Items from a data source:
** Start **

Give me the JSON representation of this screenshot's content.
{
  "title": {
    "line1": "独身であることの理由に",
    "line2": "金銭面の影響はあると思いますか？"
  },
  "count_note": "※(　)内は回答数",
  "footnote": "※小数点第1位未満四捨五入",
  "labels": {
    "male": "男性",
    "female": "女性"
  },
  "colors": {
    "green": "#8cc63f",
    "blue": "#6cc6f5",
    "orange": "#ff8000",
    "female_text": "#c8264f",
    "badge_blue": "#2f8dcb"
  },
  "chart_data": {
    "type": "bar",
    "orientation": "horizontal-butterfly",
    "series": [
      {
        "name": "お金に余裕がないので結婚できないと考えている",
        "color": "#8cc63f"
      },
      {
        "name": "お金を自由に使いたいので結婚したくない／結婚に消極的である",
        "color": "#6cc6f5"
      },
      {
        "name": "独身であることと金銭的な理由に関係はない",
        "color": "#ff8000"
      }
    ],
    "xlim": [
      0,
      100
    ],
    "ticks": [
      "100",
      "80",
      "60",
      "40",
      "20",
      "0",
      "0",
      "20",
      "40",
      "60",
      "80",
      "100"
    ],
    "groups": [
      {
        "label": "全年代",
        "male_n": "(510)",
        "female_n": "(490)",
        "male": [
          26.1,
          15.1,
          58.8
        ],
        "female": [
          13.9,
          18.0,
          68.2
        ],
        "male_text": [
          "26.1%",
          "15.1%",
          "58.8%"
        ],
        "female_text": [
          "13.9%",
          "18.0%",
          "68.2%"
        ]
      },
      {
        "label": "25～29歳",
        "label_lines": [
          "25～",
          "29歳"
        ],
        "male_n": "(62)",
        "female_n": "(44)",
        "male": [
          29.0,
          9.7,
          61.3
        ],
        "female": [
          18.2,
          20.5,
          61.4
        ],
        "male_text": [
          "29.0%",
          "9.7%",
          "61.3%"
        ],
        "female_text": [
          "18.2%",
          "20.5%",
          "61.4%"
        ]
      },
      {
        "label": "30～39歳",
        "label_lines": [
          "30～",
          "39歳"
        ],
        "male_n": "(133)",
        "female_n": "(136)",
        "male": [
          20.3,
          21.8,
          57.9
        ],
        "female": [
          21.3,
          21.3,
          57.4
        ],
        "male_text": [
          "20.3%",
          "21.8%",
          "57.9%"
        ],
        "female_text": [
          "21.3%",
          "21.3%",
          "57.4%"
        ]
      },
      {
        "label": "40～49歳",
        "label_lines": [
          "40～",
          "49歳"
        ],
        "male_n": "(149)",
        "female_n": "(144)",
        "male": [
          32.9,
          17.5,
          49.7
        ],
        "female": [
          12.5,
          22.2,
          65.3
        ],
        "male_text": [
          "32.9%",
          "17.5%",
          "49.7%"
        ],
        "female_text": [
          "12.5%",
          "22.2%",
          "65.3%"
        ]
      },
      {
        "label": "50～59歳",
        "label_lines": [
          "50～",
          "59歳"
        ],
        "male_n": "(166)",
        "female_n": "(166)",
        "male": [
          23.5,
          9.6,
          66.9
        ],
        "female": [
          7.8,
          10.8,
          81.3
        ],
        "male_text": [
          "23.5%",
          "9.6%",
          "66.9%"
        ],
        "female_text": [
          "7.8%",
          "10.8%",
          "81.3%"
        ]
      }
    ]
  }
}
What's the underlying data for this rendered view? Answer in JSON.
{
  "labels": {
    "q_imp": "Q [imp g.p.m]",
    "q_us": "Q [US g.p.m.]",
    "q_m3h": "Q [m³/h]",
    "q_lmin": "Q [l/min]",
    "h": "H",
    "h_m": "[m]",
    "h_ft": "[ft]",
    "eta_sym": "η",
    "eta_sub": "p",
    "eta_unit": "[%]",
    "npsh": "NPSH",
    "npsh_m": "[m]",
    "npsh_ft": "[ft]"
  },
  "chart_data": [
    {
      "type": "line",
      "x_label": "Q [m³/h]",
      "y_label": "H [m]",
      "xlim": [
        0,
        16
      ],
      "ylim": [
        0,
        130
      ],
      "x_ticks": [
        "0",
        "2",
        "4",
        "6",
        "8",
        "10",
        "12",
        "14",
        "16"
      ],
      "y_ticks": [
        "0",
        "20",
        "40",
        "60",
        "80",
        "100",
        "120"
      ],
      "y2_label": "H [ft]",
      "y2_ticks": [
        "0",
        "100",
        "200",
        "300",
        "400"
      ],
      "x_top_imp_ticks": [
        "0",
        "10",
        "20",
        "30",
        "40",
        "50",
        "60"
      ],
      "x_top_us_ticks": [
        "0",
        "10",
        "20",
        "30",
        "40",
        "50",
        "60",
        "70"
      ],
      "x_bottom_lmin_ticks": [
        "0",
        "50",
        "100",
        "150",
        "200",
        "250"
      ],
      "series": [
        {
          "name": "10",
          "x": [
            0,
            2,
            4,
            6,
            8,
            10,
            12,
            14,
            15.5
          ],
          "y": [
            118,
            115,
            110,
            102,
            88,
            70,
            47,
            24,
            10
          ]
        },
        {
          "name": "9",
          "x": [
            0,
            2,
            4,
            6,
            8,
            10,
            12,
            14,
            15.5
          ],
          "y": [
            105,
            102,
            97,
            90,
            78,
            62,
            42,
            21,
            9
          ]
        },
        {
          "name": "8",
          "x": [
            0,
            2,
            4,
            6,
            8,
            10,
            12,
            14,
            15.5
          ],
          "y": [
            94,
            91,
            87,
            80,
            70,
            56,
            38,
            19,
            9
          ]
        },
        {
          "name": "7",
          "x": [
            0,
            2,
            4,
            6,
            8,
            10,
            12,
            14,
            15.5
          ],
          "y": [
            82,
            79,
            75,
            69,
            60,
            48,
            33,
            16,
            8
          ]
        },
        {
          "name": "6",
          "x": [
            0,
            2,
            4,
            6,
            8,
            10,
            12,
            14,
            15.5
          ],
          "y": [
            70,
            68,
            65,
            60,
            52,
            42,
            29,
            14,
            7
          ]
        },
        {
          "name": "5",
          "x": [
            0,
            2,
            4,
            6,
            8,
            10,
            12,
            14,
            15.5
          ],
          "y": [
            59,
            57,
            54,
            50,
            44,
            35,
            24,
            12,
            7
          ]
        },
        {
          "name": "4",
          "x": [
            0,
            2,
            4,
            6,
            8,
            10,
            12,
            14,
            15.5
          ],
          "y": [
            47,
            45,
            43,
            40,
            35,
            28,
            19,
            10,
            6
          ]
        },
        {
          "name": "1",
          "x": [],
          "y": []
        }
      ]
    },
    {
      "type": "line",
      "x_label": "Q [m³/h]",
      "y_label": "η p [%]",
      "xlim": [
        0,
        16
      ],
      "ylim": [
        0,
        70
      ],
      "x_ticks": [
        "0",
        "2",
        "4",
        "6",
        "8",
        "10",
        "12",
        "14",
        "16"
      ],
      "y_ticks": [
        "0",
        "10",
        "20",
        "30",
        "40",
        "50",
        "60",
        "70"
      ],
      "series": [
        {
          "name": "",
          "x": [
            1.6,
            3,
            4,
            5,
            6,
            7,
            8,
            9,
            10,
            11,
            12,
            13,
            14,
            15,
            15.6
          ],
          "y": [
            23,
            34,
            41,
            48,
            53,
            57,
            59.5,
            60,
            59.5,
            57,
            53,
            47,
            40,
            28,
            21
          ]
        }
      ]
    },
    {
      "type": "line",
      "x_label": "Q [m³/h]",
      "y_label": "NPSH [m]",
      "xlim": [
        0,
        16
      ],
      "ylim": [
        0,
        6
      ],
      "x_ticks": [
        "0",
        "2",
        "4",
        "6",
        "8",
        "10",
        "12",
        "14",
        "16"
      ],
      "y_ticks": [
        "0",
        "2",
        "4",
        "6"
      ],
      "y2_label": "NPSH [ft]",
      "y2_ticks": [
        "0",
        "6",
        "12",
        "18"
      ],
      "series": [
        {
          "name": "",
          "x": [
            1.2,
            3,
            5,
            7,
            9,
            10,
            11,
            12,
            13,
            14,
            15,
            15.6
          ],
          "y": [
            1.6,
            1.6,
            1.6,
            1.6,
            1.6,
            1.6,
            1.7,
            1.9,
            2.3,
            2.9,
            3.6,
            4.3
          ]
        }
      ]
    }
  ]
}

** End **

■ Written exercise
Of the lines above, how many contain the string "this"? Only the number is required.

■ Answer
2